> [Aim]: Transcribe each line exactly.

> [Entries]:
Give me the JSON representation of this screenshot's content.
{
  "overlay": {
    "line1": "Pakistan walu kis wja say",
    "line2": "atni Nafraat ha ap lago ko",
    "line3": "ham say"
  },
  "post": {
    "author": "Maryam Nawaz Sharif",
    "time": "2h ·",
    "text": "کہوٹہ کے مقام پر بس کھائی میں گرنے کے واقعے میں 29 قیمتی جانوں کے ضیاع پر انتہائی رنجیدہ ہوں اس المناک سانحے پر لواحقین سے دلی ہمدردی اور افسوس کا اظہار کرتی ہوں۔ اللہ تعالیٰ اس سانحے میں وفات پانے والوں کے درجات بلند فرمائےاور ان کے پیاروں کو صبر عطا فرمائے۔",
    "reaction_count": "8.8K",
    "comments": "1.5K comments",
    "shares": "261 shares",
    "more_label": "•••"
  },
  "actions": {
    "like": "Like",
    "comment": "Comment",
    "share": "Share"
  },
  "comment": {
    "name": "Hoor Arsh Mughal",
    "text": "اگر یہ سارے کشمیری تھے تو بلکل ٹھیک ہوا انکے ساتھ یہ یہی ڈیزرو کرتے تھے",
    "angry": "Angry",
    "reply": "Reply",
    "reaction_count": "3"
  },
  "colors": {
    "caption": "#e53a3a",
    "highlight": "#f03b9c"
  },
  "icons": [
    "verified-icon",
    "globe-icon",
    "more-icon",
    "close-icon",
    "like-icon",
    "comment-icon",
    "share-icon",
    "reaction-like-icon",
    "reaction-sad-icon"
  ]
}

> [Complete answer]:
Give me the JSON representation of this screenshot's content.
{
  "overlay": {
    "line1": "Pakistan walu kis wja say",
    "line2": "atni Nafraat ha ap lago ko",
    "line3": "ham say"
  },
  "post": {
    "author": "Maryam Nawaz Sharif",
    "time": "2h ·",
    "text": "کہوٹہ کے مقام پر بس کھائی میں گرنے کے واقعے میں 29 قیمتی جانوں کے ضیاع پر انتہائی رنجیدہ ہوں اس المناک سانحے پر لواحقین سے دلی ہمدردی اور افسوس کا اظہار کرتی ہوں۔ اللہ تعالیٰ اس سانحے میں وفات پانے والوں کے درجات بلند فرمائےاور ان کے پیاروں کو صبر عطا فرمائے۔",
    "reaction_count": "8.8K",
    "comments": "1.5K comments",
    "shares": "261 shares",
    "more_label": "•••"
  },
  "actions": {
    "like": "Like",
    "comment": "Comment",
    "share": "Share"
  },
  "comment": {
    "name": "Hoor Arsh Mughal",
    "text": "اگر یہ سارے کشمیری تھے تو بلکل ٹھیک ہوا انکے ساتھ یہ یہی ڈیزرو کرتے تھے",
    "angry": "Angry",
    "reply": "Reply",
    "reaction_count": "3"
  },
  "colors": {
    "caption": "#e53a3a",
    "highlight": "#f03b9c"
  },
  "icons": [
    "verified-icon",
    "globe-icon",
    "more-icon",
    "close-icon",
    "like-icon",
    "comment-icon",
    "share-icon",
    "reaction-like-icon",
    "reaction-sad-icon"
  ]
}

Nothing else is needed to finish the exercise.